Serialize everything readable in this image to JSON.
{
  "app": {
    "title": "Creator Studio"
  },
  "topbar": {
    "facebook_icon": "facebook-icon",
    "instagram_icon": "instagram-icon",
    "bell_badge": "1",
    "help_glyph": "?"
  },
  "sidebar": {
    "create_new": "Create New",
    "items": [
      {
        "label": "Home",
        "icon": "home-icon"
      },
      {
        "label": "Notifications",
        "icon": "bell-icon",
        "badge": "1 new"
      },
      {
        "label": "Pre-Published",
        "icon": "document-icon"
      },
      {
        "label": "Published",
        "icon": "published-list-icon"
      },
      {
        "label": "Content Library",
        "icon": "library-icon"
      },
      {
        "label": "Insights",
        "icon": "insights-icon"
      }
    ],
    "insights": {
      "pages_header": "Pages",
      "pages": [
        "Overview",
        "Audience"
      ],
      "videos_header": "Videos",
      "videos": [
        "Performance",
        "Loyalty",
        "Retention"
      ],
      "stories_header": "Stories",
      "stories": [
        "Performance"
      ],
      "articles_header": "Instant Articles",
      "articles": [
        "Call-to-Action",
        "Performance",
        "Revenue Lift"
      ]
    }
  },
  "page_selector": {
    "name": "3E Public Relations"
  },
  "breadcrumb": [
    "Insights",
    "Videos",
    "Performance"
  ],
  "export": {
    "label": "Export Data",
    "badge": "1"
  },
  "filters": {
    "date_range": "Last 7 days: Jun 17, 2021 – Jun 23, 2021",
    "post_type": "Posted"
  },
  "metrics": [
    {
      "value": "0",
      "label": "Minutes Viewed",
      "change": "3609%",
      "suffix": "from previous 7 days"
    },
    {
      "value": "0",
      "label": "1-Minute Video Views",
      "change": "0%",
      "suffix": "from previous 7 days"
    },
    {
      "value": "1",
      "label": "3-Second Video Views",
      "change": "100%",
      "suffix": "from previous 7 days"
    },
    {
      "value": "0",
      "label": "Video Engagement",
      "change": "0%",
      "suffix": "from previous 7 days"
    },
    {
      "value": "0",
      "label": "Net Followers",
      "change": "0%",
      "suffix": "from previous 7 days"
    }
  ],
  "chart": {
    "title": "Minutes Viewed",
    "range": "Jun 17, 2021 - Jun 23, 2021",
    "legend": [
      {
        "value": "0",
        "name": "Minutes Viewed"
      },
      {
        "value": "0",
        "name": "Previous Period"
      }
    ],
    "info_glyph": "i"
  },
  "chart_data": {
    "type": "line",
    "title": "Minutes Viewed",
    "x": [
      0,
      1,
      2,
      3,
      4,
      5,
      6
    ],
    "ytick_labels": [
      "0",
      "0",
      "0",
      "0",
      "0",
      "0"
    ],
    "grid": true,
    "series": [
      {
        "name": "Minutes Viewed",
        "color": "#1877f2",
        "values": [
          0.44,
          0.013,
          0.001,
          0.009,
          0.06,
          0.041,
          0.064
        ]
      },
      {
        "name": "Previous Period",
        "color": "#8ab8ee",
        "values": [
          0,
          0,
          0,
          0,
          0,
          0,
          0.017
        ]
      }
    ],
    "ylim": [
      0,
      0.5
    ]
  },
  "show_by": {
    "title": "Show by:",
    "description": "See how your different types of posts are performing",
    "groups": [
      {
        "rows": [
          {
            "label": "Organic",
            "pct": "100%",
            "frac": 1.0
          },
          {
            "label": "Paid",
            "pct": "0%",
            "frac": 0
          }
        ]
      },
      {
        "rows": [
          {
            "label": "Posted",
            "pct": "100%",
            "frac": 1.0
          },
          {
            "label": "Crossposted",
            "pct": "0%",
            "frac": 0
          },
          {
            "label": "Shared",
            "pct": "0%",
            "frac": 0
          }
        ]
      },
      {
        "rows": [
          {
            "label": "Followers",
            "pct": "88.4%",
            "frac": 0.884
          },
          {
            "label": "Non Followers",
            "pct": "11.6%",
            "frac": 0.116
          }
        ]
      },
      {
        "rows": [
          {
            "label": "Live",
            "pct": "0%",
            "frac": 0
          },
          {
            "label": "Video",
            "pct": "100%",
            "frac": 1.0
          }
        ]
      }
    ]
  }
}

◆ **Problem**
Return the lines above exactly, keeping every word.

◆ **Final result**
Serialize everything readable in this image to JSON.
{
  "app": {
    "title": "Creator Studio"
  },
  "topbar": {
    "facebook_icon": "facebook-icon",
    "instagram_icon": "instagram-icon",
    "bell_badge": "1",
    "help_glyph": "?"
  },
  "sidebar": {
    "create_new": "Create New",
    "items": [
      {
        "label": "Home",
        "icon": "home-icon"
      },
      {
        "label": "Notifications",
        "icon": "bell-icon",
        "badge": "1 new"
      },
      {
        "label": "Pre-Published",
        "icon": "document-icon"
      },
      {
        "label": "Published",
        "icon": "published-list-icon"
      },
      {
        "label": "Content Library",
        "icon": "library-icon"
      },
      {
        "label": "Insights",
        "icon": "insights-icon"
      }
    ],
    "insights": {
      "pages_header": "Pages",
      "pages": [
        "Overview",
        "Audience"
      ],
      "videos_header": "Videos",
      "videos": [
        "Performance",
        "Loyalty",
        "Retention"
      ],
      "stories_header": "Stories",
      "stories": [
        "Performance"
      ],
      "articles_header": "Instant Articles",
      "articles": [
        "Call-to-Action",
        "Performance",
        "Revenue Lift"
      ]
    }
  },
  "page_selector": {
    "name": "3E Public Relations"
  },
  "breadcrumb": [
    "Insights",
    "Videos",
    "Performance"
  ],
  "export": {
    "label": "Export Data",
    "badge": "1"
  },
  "filters": {
    "date_range": "Last 7 days: Jun 17, 2021 – Jun 23, 2021",
    "post_type": "Posted"
  },
  "metrics": [
    {
      "value": "0",
      "label": "Minutes Viewed",
      "change": "3609%",
      "suffix": "from previous 7 days"
    },
    {
      "value": "0",
      "label": "1-Minute Video Views",
      "change": "0%",
      "suffix": "from previous 7 days"
    },
    {
      "value": "1",
      "label": "3-Second Video Views",
      "change": "100%",
      "suffix": "from previous 7 days"
    },
    {
      "value": "0",
      "label": "Video Engagement",
      "change": "0%",
      "suffix": "from previous 7 days"
    },
    {
      "value": "0",
      "label": "Net Followers",
      "change": "0%",
      "suffix": "from previous 7 days"
    }
  ],
  "chart": {
    "title": "Minutes Viewed",
    "range": "Jun 17, 2021 - Jun 23, 2021",
    "legend": [
      {
        "value": "0",
        "name": "Minutes Viewed"
      },
      {
        "value": "0",
        "name": "Previous Period"
      }
    ],
    "info_glyph": "i"
  },
  "chart_data": {
    "type": "line",
    "title": "Minutes Viewed",
    "x": [
      0,
      1,
      2,
      3,
      4,
      5,
      6
    ],
    "ytick_labels": [
      "0",
      "0",
      "0",
      "0",
      "0",
      "0"
    ],
    "grid": true,
    "series": [
      {
        "name": "Minutes Viewed",
        "color": "#1877f2",
        "values": [
          0.44,
          0.013,
          0.001,
          0.009,
          0.06,
          0.041,
          0.064
        ]
      },
      {
        "name": "Previous Period",
        "color": "#8ab8ee",
        "values": [
          0,
          0,
          0,
          0,
          0,
          0,
          0.017
        ]
      }
    ],
    "ylim": [
      0,
      0.5
    ]
  },
  "show_by": {
    "title": "Show by:",
    "description": "See how your different types of posts are performing",
    "groups": [
      {
        "rows": [
          {
            "label": "Organic",
            "pct": "100%",
            "frac": 1.0
          },
          {
            "label": "Paid",
            "pct": "0%",
            "frac": 0
          }
        ]
      },
      {
        "rows": [
          {
            "label": "Posted",
            "pct": "100%",
            "frac": 1.0
          },
          {
            "label": "Crossposted",
            "pct": "0%",
            "frac": 0
          },
          {
            "label": "Shared",
            "pct": "0%",
            "frac": 0
          }
        ]
      },
      {
        "rows": [
          {
            "label": "Followers",
            "pct": "88.4%",
            "frac": 0.884
          },
          {
            "label": "Non Followers",
            "pct": "11.6%",
            "frac": 0.116
          }
        ]
      },
      {
        "rows": [
          {
            "label": "Live",
            "pct": "0%",
            "frac": 0
          },
          {
            "label": "Video",
            "pct": "100%",
            "frac": 1.0
          }
        ]
      }
    ]
  }
}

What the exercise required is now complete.